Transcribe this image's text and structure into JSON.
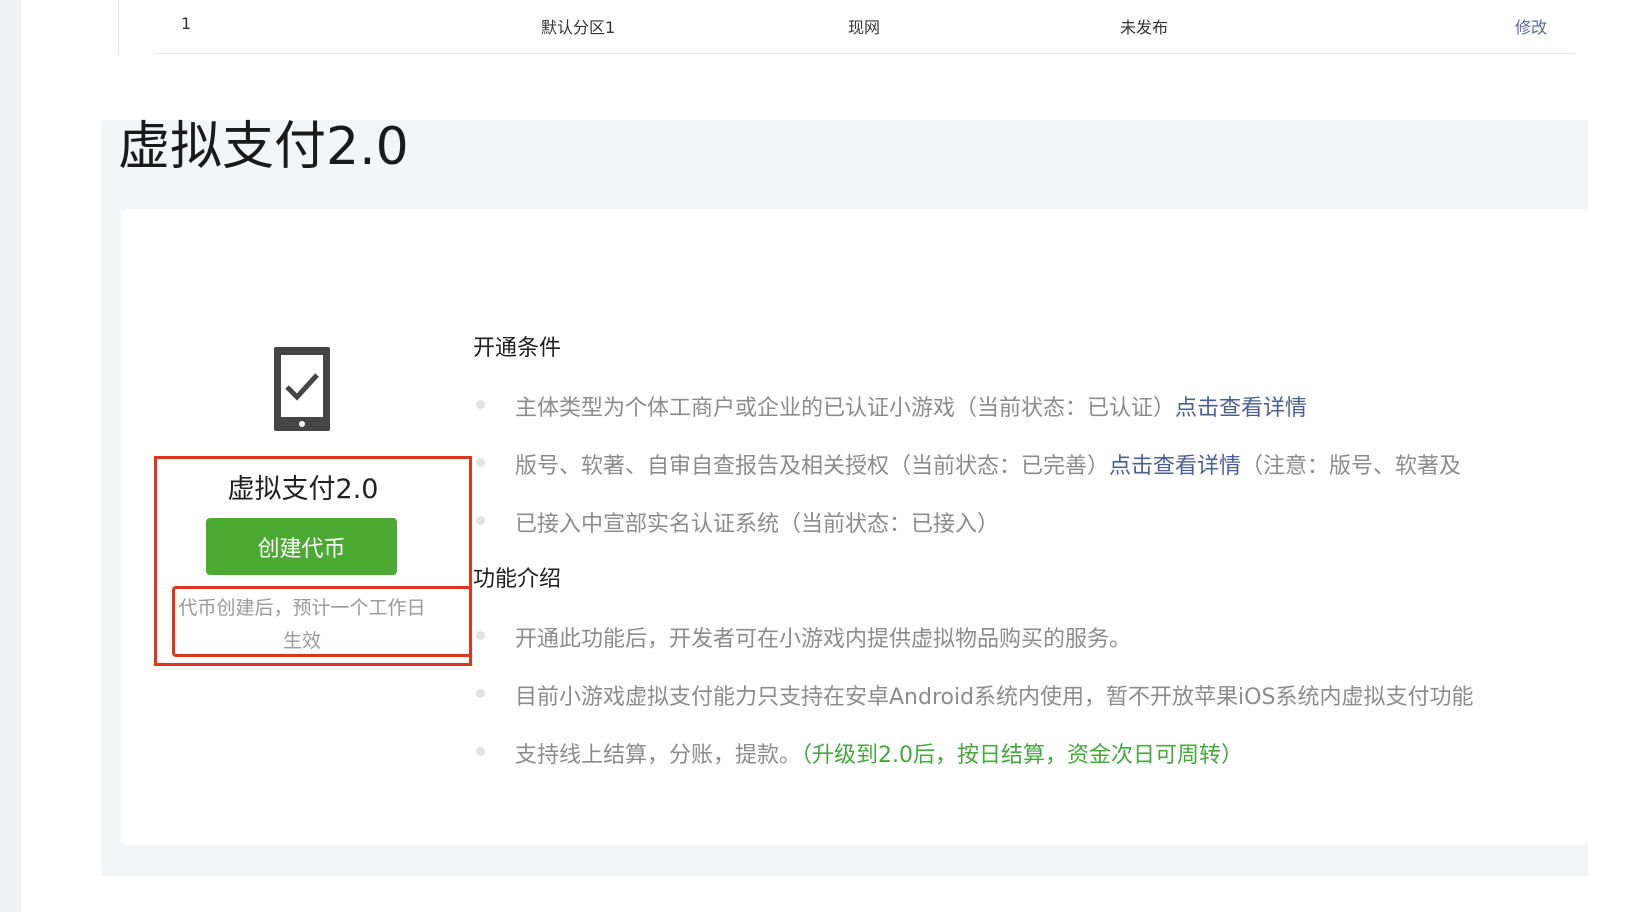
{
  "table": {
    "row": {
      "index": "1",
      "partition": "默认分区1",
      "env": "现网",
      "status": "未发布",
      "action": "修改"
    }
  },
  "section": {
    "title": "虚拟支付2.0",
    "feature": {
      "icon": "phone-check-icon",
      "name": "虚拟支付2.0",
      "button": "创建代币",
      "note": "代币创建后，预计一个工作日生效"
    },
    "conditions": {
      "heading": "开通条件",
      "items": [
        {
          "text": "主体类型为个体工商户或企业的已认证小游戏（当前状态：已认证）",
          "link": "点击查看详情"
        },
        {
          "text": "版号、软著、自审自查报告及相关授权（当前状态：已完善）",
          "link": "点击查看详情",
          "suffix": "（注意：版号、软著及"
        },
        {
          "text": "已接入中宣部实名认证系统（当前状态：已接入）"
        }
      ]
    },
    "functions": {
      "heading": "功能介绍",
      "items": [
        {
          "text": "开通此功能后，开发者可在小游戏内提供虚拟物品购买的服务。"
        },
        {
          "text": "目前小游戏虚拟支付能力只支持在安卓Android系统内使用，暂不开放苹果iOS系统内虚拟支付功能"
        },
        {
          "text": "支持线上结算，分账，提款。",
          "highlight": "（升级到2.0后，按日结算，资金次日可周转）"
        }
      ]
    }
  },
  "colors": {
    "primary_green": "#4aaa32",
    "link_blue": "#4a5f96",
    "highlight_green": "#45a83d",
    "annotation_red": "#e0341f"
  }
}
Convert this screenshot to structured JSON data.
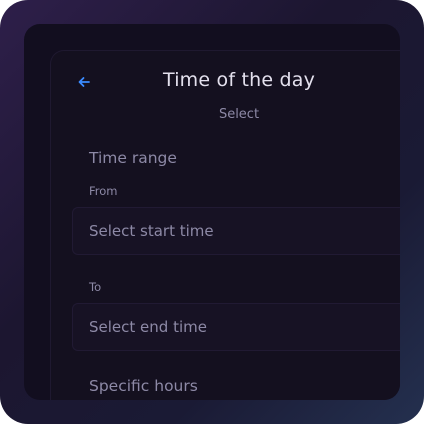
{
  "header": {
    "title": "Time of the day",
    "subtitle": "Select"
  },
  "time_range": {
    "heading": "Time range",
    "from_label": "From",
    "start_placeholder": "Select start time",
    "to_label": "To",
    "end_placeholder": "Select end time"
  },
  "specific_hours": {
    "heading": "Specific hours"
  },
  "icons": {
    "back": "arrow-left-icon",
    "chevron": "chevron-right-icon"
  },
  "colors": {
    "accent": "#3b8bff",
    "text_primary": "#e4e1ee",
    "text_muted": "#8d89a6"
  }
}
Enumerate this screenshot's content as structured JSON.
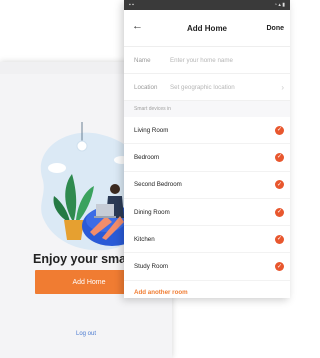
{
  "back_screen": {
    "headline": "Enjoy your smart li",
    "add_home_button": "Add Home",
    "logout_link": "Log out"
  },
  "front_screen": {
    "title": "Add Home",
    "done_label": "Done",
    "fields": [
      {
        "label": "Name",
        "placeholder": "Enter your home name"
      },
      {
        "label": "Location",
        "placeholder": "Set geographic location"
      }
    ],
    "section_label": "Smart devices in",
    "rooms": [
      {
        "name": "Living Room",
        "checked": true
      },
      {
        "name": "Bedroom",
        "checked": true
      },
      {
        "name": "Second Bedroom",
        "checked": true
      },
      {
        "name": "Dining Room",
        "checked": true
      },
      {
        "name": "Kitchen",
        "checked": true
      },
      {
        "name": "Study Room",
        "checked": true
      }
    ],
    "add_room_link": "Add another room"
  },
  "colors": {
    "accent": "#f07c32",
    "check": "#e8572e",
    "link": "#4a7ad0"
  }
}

-- Given instruction --
Output all the records, word for word, with no pictures in the copy.

-- Exercise answer --
Transcribe this image's text and structure into JSON.
{
  "table": {
    "row": {
      "index": "1",
      "partition": "默认分区1",
      "env": "现网",
      "status": "未发布",
      "action": "修改"
    }
  },
  "section": {
    "title": "虚拟支付2.0",
    "feature": {
      "icon": "phone-check-icon",
      "name": "虚拟支付2.0",
      "button": "创建代币",
      "note": "代币创建后，预计一个工作日生效"
    },
    "conditions": {
      "heading": "开通条件",
      "items": [
        {
          "text": "主体类型为个体工商户或企业的已认证小游戏（当前状态：已认证）",
          "link": "点击查看详情"
        },
        {
          "text": "版号、软著、自审自查报告及相关授权（当前状态：已完善）",
          "link": "点击查看详情",
          "suffix": "（注意：版号、软著及"
        },
        {
          "text": "已接入中宣部实名认证系统（当前状态：已接入）"
        }
      ]
    },
    "functions": {
      "heading": "功能介绍",
      "items": [
        {
          "text": "开通此功能后，开发者可在小游戏内提供虚拟物品购买的服务。"
        },
        {
          "text": "目前小游戏虚拟支付能力只支持在安卓Android系统内使用，暂不开放苹果iOS系统内虚拟支付功能"
        },
        {
          "text": "支持线上结算，分账，提款。",
          "highlight": "（升级到2.0后，按日结算，资金次日可周转）"
        }
      ]
    }
  },
  "colors": {
    "primary_green": "#4aaa32",
    "link_blue": "#4a5f96",
    "highlight_green": "#45a83d",
    "annotation_red": "#e0341f"
  }
}
Convert this screenshot to structured JSON data.
{
  "header": {
    "title": "Time of the day",
    "subtitle": "Select"
  },
  "time_range": {
    "heading": "Time range",
    "from_label": "From",
    "start_placeholder": "Select start time",
    "to_label": "To",
    "end_placeholder": "Select end time"
  },
  "specific_hours": {
    "heading": "Specific hours"
  },
  "icons": {
    "back": "arrow-left-icon",
    "chevron": "chevron-right-icon"
  },
  "colors": {
    "accent": "#3b8bff",
    "text_primary": "#e4e1ee",
    "text_muted": "#8d89a6"
  }
}
Enumerate this screenshot's content as structured JSON.
{
  "back_screen": {
    "headline": "Enjoy your smart li",
    "add_home_button": "Add Home",
    "logout_link": "Log out"
  },
  "front_screen": {
    "title": "Add Home",
    "done_label": "Done",
    "fields": [
      {
        "label": "Name",
        "placeholder": "Enter your home name"
      },
      {
        "label": "Location",
        "placeholder": "Set geographic location"
      }
    ],
    "section_label": "Smart devices in",
    "rooms": [
      {
        "name": "Living Room",
        "checked": true
      },
      {
        "name": "Bedroom",
        "checked": true
      },
      {
        "name": "Second Bedroom",
        "checked": true
      },
      {
        "name": "Dining Room",
        "checked": true
      },
      {
        "name": "Kitchen",
        "checked": true
      },
      {
        "name": "Study Room",
        "checked": true
      }
    ],
    "add_room_link": "Add another room"
  },
  "colors": {
    "accent": "#f07c32",
    "check": "#e8572e",
    "link": "#4a7ad0"
  }
}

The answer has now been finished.